:: Record set
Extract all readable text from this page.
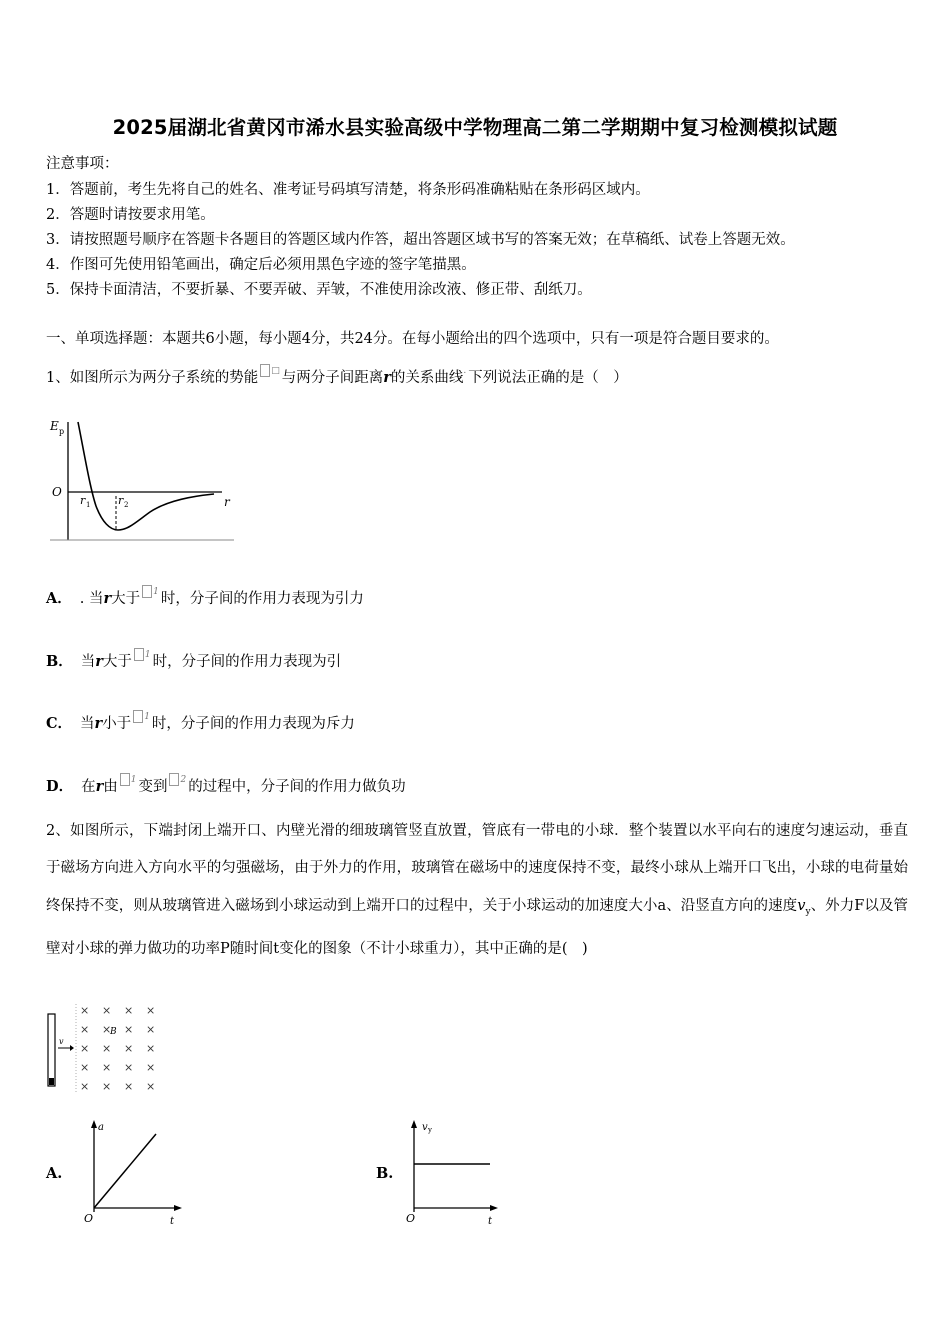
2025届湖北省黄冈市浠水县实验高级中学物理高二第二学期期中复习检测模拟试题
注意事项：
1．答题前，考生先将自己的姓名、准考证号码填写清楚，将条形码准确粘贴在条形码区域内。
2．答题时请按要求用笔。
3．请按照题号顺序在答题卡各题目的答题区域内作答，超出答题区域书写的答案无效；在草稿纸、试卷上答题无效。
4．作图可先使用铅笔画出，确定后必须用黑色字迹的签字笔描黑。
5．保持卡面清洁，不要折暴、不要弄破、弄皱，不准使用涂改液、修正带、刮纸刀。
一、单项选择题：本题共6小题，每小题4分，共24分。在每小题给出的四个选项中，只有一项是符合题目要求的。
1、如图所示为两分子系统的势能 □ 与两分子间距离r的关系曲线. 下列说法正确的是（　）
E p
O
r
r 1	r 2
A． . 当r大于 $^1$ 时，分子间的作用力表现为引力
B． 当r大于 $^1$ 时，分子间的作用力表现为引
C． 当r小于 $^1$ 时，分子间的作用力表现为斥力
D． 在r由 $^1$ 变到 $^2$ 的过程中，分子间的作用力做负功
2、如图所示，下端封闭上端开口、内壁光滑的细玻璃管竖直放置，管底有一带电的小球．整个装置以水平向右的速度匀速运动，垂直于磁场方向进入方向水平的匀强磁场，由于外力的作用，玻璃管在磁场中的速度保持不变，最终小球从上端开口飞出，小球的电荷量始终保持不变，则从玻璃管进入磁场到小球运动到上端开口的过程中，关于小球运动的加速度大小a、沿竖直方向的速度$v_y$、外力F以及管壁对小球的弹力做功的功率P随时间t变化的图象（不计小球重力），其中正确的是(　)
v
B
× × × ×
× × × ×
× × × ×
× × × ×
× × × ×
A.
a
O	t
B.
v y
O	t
::::
* Aim *
Copy every line of the data exactly as written, excluding the pictures.

* Problem solution *
Extract all readable text from this page.
2025届湖北省黄冈市浠水县实验高级中学物理高二第二学期期中复习检测模拟试题
注意事项：
1．答题前，考生先将自己的姓名、准考证号码填写清楚，将条形码准确粘贴在条形码区域内。
2．答题时请按要求用笔。
3．请按照题号顺序在答题卡各题目的答题区域内作答，超出答题区域书写的答案无效；在草稿纸、试卷上答题无效。
4．作图可先使用铅笔画出，确定后必须用黑色字迹的签字笔描黑。
5．保持卡面清洁，不要折暴、不要弄破、弄皱，不准使用涂改液、修正带、刮纸刀。
一、单项选择题：本题共6小题，每小题4分，共24分。在每小题给出的四个选项中，只有一项是符合题目要求的。
1、如图所示为两分子系统的势能 □ 与两分子间距离r的关系曲线. 下列说法正确的是（　）
E p
O
r
r 1	r 2
A． . 当r大于 $^1$ 时，分子间的作用力表现为引力
B． 当r大于 $^1$ 时，分子间的作用力表现为引
C． 当r小于 $^1$ 时，分子间的作用力表现为斥力
D． 在r由 $^1$ 变到 $^2$ 的过程中，分子间的作用力做负功
2、如图所示，下端封闭上端开口、内壁光滑的细玻璃管竖直放置，管底有一带电的小球．整个装置以水平向右的速度匀速运动，垂直于磁场方向进入方向水平的匀强磁场，由于外力的作用，玻璃管在磁场中的速度保持不变，最终小球从上端开口飞出，小球的电荷量始终保持不变，则从玻璃管进入磁场到小球运动到上端开口的过程中，关于小球运动的加速度大小a、沿竖直方向的速度$v_y$、外力F以及管壁对小球的弹力做功的功率P随时间t变化的图象（不计小球重力），其中正确的是(　)
v
B
× × × ×
× × × ×
× × × ×
× × × ×
× × × ×
A.
a
O	t
B.
v y
O	t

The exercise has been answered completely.